◆ THE EXERCISE:
Without the pictures, set down the records below word for word.

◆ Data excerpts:
=======

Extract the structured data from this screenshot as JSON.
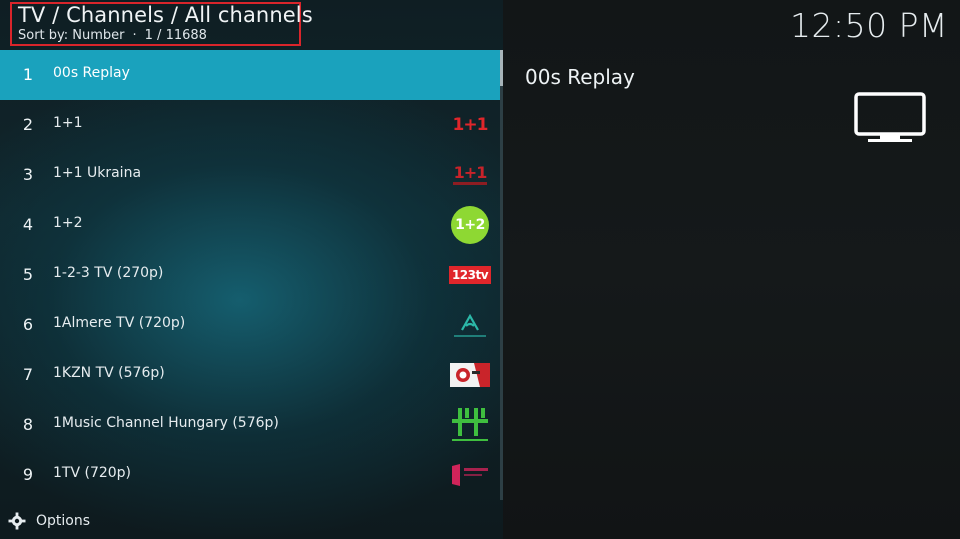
{
  "header": {
    "title": "TV / Channels / All channels",
    "sort_label": "Sort by: Number",
    "position": "1 / 11688"
  },
  "clock": "12:50 PM",
  "channels": [
    {
      "number": "1",
      "name": "00s Replay",
      "selected": true,
      "logo": "none"
    },
    {
      "number": "2",
      "name": "1+1",
      "logo": "1plus1-logo",
      "logo_text": "1+1",
      "logo_color": "#e0262b"
    },
    {
      "number": "3",
      "name": "1+1 Ukraina",
      "logo": "1plus1-ukraina-logo",
      "logo_text": "1+1",
      "logo_color": "#c8232a"
    },
    {
      "number": "4",
      "name": "1+2",
      "logo": "1plus2-logo",
      "logo_text": "1+2",
      "logo_color": "#8ed833"
    },
    {
      "number": "5",
      "name": "1-2-3 TV (270p)",
      "logo": "123tv-logo",
      "logo_text": "123tv",
      "logo_color": "#e0262b"
    },
    {
      "number": "6",
      "name": "1Almere TV (720p)",
      "logo": "1almere-logo",
      "logo_color": "#2bb8a8"
    },
    {
      "number": "7",
      "name": "1KZN TV (576p)",
      "logo": "1kzn-logo",
      "logo_color": "#d02a2a"
    },
    {
      "number": "8",
      "name": "1Music Channel Hungary (576p)",
      "logo": "1music-logo",
      "logo_color": "#3fbf3f"
    },
    {
      "number": "9",
      "name": "1TV (720p)",
      "logo": "1tv-logo",
      "logo_color": "#d0245a"
    }
  ],
  "footer": {
    "options_label": "Options",
    "options_icon": "gear-icon"
  },
  "info": {
    "title": "00s Replay",
    "icon": "tv-icon"
  },
  "colors": {
    "selection": "#1aa2bd",
    "highlight_border": "#d9252b"
  }
}
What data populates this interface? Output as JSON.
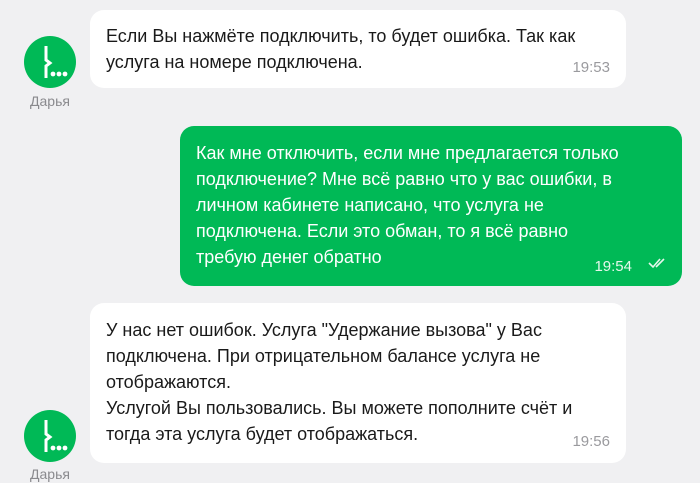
{
  "agent_name": "Дарья",
  "colors": {
    "brand": "#00b956",
    "background": "#f0f0f2",
    "bubble_in": "#ffffff"
  },
  "messages": [
    {
      "side": "in",
      "lines": [
        "Если Вы нажмёте подключить, то будет ошибка. Так как",
        "услуга на номере подключена."
      ],
      "time": "19:53"
    },
    {
      "side": "out",
      "lines": [
        "Как мне отключить, если мне предлагается только",
        "подключение? Мне всё равно что у вас ошибки, в",
        "личном кабинете написано, что услуга не",
        "подключена. Если это обман, то я всё равно",
        "требую денег обратно"
      ],
      "time": "19:54",
      "status_icon": "double-check-icon"
    },
    {
      "side": "in",
      "lines": [
        "У нас нет ошибок. Услуга \"Удержание вызова\" у Вас",
        "подключена. При отрицательном балансе услуга не",
        "отображаются.",
        "Услугой Вы пользовались. Вы можете пополните счёт и",
        "тогда эта услуга будет отображаться."
      ],
      "time": "19:56"
    }
  ]
}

=======

◆ ANSWER FOR THIS EXERCISE:
Extract the structured data from this screenshot as JSON.
{
  "header": {
    "title": "TV / Channels / All channels",
    "sort_label": "Sort by: Number",
    "position": "1 / 11688"
  },
  "clock": "12:50 PM",
  "channels": [
    {
      "number": "1",
      "name": "00s Replay",
      "selected": true,
      "logo": "none"
    },
    {
      "number": "2",
      "name": "1+1",
      "logo": "1plus1-logo",
      "logo_text": "1+1",
      "logo_color": "#e0262b"
    },
    {
      "number": "3",
      "name": "1+1 Ukraina",
      "logo": "1plus1-ukraina-logo",
      "logo_text": "1+1",
      "logo_color": "#c8232a"
    },
    {
      "number": "4",
      "name": "1+2",
      "logo": "1plus2-logo",
      "logo_text": "1+2",
      "logo_color": "#8ed833"
    },
    {
      "number": "5",
      "name": "1-2-3 TV (270p)",
      "logo": "123tv-logo",
      "logo_text": "123tv",
      "logo_color": "#e0262b"
    },
    {
      "number": "6",
      "name": "1Almere TV (720p)",
      "logo": "1almere-logo",
      "logo_color": "#2bb8a8"
    },
    {
      "number": "7",
      "name": "1KZN TV (576p)",
      "logo": "1kzn-logo",
      "logo_color": "#d02a2a"
    },
    {
      "number": "8",
      "name": "1Music Channel Hungary (576p)",
      "logo": "1music-logo",
      "logo_color": "#3fbf3f"
    },
    {
      "number": "9",
      "name": "1TV (720p)",
      "logo": "1tv-logo",
      "logo_color": "#d0245a"
    }
  ],
  "footer": {
    "options_label": "Options",
    "options_icon": "gear-icon"
  },
  "info": {
    "title": "00s Replay",
    "icon": "tv-icon"
  },
  "colors": {
    "selection": "#1aa2bd",
    "highlight_border": "#d9252b"
  }
}
What data populates this interface? Output as JSON.
{
  "agent_name": "Дарья",
  "colors": {
    "brand": "#00b956",
    "background": "#f0f0f2",
    "bubble_in": "#ffffff"
  },
  "messages": [
    {
      "side": "in",
      "lines": [
        "Если Вы нажмёте подключить, то будет ошибка. Так как",
        "услуга на номере подключена."
      ],
      "time": "19:53"
    },
    {
      "side": "out",
      "lines": [
        "Как мне отключить, если мне предлагается только",
        "подключение? Мне всё равно что у вас ошибки, в",
        "личном кабинете написано, что услуга не",
        "подключена. Если это обман, то я всё равно",
        "требую денег обратно"
      ],
      "time": "19:54",
      "status_icon": "double-check-icon"
    },
    {
      "side": "in",
      "lines": [
        "У нас нет ошибок. Услуга \"Удержание вызова\" у Вас",
        "подключена. При отрицательном балансе услуга не",
        "отображаются.",
        "Услугой Вы пользовались. Вы можете пополните счёт и",
        "тогда эта услуга будет отображаться."
      ],
      "time": "19:56"
    }
  ]
}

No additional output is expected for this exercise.